▸ Directions: Could you filter the data below down to the lines that hold the word "start"?

(Extracted data)

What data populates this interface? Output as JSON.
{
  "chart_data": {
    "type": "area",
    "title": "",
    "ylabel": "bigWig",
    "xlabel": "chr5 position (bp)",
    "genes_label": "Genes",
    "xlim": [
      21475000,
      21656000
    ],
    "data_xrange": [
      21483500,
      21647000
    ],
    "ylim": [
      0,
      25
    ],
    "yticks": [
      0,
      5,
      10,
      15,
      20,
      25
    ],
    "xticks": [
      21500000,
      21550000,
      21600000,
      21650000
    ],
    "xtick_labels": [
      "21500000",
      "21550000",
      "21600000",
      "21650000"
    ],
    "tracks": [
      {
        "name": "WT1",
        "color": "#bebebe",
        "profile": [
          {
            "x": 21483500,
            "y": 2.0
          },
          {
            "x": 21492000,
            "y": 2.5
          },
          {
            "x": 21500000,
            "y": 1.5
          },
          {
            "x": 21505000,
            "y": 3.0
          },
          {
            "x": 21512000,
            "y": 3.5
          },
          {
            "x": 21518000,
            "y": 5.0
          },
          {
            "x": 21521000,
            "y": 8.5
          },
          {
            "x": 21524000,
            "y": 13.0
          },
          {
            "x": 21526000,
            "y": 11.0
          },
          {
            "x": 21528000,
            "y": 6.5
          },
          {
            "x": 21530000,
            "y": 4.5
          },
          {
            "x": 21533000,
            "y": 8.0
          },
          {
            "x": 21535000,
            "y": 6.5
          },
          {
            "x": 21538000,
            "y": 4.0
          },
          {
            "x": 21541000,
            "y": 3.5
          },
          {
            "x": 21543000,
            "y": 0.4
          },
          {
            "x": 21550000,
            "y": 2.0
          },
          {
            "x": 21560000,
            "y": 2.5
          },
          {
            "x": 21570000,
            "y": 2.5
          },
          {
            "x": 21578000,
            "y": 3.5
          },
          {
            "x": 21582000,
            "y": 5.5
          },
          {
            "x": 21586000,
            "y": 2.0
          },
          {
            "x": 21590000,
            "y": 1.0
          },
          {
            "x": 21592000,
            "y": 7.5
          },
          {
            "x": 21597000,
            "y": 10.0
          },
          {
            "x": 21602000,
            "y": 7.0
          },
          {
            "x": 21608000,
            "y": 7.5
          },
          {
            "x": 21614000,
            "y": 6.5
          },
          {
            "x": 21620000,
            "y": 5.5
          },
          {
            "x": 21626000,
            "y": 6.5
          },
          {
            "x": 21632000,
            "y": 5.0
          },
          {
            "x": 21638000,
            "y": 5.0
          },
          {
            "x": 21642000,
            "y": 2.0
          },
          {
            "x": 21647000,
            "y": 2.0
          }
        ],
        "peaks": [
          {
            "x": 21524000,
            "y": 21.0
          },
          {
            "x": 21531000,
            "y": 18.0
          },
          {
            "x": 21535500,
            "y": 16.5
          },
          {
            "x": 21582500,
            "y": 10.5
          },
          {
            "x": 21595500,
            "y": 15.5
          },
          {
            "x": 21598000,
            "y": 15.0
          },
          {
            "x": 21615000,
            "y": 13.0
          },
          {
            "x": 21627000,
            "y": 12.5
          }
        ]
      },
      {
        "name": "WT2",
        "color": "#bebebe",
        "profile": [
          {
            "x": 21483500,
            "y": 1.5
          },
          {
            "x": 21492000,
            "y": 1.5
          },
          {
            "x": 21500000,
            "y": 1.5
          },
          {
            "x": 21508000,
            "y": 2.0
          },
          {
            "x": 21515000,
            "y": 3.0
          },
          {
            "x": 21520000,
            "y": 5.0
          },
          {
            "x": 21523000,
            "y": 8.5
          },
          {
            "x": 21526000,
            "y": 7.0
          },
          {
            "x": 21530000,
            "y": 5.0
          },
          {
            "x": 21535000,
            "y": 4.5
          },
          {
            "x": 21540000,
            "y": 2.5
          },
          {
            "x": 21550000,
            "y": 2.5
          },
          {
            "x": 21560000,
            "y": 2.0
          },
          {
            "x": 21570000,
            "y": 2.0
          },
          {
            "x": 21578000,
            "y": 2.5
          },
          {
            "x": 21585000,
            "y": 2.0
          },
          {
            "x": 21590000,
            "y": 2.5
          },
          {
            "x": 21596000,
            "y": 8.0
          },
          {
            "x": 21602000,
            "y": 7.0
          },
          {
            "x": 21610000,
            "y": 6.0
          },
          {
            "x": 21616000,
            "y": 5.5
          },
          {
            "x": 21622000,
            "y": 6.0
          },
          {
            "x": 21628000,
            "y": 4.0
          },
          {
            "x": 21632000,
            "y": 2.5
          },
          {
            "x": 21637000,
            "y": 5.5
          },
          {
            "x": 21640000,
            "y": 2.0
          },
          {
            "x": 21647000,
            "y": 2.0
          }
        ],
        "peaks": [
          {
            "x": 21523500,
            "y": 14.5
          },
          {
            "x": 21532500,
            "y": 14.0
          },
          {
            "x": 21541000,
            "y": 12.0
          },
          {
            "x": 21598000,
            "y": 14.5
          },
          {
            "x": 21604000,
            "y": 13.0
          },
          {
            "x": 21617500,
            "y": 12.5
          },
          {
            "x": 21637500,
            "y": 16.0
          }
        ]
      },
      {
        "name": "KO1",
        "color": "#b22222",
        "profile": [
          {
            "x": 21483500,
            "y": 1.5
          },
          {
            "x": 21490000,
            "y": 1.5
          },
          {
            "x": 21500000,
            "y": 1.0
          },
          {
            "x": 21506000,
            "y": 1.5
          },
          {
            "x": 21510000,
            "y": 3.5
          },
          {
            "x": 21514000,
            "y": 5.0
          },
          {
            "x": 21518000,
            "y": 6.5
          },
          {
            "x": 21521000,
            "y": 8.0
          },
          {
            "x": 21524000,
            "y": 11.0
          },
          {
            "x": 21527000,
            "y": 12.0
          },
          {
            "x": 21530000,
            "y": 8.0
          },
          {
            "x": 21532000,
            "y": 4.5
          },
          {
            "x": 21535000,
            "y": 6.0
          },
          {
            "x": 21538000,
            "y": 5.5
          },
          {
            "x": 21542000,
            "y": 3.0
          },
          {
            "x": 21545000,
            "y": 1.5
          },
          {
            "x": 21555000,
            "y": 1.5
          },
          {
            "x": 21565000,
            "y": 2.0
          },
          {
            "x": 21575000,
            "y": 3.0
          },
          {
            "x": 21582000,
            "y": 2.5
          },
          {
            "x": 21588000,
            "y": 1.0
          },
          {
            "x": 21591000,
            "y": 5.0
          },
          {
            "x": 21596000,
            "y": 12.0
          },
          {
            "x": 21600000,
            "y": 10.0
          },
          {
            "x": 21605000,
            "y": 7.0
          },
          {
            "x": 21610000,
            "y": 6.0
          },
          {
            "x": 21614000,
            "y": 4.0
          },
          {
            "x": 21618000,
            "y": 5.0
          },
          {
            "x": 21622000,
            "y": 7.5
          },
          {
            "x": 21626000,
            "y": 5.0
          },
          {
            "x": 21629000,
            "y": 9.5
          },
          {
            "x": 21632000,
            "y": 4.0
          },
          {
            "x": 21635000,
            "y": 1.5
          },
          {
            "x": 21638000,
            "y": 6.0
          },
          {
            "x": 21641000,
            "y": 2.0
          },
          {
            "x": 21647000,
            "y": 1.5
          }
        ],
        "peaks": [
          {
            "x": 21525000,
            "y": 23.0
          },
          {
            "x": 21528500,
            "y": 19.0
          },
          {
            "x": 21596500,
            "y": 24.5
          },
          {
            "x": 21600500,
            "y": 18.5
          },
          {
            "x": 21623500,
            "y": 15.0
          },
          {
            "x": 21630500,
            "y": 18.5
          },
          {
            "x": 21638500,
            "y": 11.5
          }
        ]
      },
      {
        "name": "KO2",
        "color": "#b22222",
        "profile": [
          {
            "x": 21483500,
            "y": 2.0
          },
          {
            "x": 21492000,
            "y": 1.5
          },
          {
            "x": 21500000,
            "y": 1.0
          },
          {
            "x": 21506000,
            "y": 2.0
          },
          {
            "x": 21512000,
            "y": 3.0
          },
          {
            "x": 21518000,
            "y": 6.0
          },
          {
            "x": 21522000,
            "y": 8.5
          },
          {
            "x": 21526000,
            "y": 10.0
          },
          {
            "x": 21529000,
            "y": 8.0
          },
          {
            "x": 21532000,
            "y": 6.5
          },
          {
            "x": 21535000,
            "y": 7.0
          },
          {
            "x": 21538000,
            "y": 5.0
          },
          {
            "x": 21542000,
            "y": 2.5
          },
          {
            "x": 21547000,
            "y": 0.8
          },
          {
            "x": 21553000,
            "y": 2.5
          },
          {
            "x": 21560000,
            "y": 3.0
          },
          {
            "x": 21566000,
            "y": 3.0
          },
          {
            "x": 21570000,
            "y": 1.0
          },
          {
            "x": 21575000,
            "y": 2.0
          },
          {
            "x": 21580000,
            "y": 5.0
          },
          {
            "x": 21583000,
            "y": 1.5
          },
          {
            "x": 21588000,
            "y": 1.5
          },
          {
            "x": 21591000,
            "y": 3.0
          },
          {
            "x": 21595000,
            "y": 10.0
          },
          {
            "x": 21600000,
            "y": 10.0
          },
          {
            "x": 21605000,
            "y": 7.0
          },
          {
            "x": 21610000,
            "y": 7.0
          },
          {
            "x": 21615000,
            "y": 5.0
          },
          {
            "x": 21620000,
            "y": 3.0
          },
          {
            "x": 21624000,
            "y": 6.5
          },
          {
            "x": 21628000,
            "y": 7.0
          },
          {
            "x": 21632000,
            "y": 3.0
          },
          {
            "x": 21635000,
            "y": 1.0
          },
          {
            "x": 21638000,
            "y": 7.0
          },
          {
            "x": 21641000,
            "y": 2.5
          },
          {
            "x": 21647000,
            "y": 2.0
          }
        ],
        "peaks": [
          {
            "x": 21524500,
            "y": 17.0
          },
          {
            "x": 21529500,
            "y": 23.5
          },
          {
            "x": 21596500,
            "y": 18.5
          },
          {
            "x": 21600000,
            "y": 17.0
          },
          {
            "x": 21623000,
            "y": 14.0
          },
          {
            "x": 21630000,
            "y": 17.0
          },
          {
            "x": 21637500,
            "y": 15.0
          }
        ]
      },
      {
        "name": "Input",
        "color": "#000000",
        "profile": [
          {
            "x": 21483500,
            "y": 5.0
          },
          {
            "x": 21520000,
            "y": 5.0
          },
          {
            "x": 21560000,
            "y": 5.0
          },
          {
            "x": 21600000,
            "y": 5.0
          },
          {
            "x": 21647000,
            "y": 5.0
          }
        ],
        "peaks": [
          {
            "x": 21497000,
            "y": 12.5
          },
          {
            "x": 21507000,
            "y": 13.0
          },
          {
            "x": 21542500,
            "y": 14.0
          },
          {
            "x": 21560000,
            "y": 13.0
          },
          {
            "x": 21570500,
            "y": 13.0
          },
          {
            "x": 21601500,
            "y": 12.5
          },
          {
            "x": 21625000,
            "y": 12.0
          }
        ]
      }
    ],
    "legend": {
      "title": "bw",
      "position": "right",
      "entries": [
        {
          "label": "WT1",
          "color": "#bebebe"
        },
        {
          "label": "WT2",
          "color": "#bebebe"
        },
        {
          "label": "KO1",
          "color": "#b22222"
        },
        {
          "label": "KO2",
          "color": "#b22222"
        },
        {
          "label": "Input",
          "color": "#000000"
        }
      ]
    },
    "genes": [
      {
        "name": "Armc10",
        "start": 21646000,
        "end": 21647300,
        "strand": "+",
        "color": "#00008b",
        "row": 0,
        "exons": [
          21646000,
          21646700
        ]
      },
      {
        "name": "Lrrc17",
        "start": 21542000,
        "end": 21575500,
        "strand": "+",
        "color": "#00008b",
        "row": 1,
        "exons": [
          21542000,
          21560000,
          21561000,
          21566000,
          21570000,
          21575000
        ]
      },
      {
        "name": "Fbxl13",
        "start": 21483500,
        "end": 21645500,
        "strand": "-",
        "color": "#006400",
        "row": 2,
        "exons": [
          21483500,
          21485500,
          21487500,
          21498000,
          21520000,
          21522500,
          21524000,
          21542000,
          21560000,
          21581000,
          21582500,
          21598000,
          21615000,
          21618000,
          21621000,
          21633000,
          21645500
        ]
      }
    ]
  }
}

(End Extracted data)

▸ Solution for this problem:
        "start": 21646000,
        "start": 21542000,
        "start": 21483500,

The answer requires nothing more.